***** Available records

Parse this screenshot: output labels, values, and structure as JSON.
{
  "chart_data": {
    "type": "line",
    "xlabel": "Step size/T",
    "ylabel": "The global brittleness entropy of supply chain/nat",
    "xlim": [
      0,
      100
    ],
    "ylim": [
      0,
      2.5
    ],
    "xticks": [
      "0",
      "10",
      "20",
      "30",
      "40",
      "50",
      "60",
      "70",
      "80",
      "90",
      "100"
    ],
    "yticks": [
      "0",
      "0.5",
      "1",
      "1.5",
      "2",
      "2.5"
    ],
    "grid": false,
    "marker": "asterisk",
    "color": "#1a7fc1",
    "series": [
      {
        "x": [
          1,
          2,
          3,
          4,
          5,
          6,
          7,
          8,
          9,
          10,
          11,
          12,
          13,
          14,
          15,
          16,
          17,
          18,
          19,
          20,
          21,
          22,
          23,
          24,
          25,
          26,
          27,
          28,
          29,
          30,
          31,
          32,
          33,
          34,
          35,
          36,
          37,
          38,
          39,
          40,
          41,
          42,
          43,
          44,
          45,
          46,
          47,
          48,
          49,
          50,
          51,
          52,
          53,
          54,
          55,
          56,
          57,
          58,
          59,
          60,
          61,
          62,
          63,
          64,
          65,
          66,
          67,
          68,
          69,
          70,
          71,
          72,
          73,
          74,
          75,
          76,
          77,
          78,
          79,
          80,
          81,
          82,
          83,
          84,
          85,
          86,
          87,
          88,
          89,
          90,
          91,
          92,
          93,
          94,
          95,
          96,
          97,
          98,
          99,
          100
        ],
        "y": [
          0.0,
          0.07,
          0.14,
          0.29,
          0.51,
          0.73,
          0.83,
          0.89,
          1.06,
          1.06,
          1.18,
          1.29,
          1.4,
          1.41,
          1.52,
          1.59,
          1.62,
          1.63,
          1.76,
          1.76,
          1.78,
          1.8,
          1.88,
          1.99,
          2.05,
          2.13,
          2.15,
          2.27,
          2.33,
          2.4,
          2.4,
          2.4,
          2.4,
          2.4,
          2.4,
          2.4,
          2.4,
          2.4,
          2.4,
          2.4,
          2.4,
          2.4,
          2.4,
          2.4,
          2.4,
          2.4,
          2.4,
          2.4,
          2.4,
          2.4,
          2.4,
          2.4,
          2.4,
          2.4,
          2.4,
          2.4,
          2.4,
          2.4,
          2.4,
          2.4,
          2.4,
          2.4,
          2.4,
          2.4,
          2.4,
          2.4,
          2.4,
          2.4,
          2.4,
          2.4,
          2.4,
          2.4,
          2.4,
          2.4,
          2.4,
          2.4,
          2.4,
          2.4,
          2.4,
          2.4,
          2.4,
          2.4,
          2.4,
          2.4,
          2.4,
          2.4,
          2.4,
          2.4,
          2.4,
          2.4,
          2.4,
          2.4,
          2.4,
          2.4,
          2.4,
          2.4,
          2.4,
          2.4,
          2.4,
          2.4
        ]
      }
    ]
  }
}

**********

- [Your goal]: Type out the material again exactly as presented.

- [Solution to this task]:
Parse this screenshot: output labels, values, and structure as JSON.
{
  "chart_data": {
    "type": "line",
    "xlabel": "Step size/T",
    "ylabel": "The global brittleness entropy of supply chain/nat",
    "xlim": [
      0,
      100
    ],
    "ylim": [
      0,
      2.5
    ],
    "xticks": [
      "0",
      "10",
      "20",
      "30",
      "40",
      "50",
      "60",
      "70",
      "80",
      "90",
      "100"
    ],
    "yticks": [
      "0",
      "0.5",
      "1",
      "1.5",
      "2",
      "2.5"
    ],
    "grid": false,
    "marker": "asterisk",
    "color": "#1a7fc1",
    "series": [
      {
        "x": [
          1,
          2,
          3,
          4,
          5,
          6,
          7,
          8,
          9,
          10,
          11,
          12,
          13,
          14,
          15,
          16,
          17,
          18,
          19,
          20,
          21,
          22,
          23,
          24,
          25,
          26,
          27,
          28,
          29,
          30,
          31,
          32,
          33,
          34,
          35,
          36,
          37,
          38,
          39,
          40,
          41,
          42,
          43,
          44,
          45,
          46,
          47,
          48,
          49,
          50,
          51,
          52,
          53,
          54,
          55,
          56,
          57,
          58,
          59,
          60,
          61,
          62,
          63,
          64,
          65,
          66,
          67,
          68,
          69,
          70,
          71,
          72,
          73,
          74,
          75,
          76,
          77,
          78,
          79,
          80,
          81,
          82,
          83,
          84,
          85,
          86,
          87,
          88,
          89,
          90,
          91,
          92,
          93,
          94,
          95,
          96,
          97,
          98,
          99,
          100
        ],
        "y": [
          0.0,
          0.07,
          0.14,
          0.29,
          0.51,
          0.73,
          0.83,
          0.89,
          1.06,
          1.06,
          1.18,
          1.29,
          1.4,
          1.41,
          1.52,
          1.59,
          1.62,
          1.63,
          1.76,
          1.76,
          1.78,
          1.8,
          1.88,
          1.99,
          2.05,
          2.13,
          2.15,
          2.27,
          2.33,
          2.4,
          2.4,
          2.4,
          2.4,
          2.4,
          2.4,
          2.4,
          2.4,
          2.4,
          2.4,
          2.4,
          2.4,
          2.4,
          2.4,
          2.4,
          2.4,
          2.4,
          2.4,
          2.4,
          2.4,
          2.4,
          2.4,
          2.4,
          2.4,
          2.4,
          2.4,
          2.4,
          2.4,
          2.4,
          2.4,
          2.4,
          2.4,
          2.4,
          2.4,
          2.4,
          2.4,
          2.4,
          2.4,
          2.4,
          2.4,
          2.4,
          2.4,
          2.4,
          2.4,
          2.4,
          2.4,
          2.4,
          2.4,
          2.4,
          2.4,
          2.4,
          2.4,
          2.4,
          2.4,
          2.4,
          2.4,
          2.4,
          2.4,
          2.4,
          2.4,
          2.4,
          2.4,
          2.4,
          2.4,
          2.4,
          2.4,
          2.4,
          2.4,
          2.4,
          2.4,
          2.4
        ]
      }
    ]
  }
}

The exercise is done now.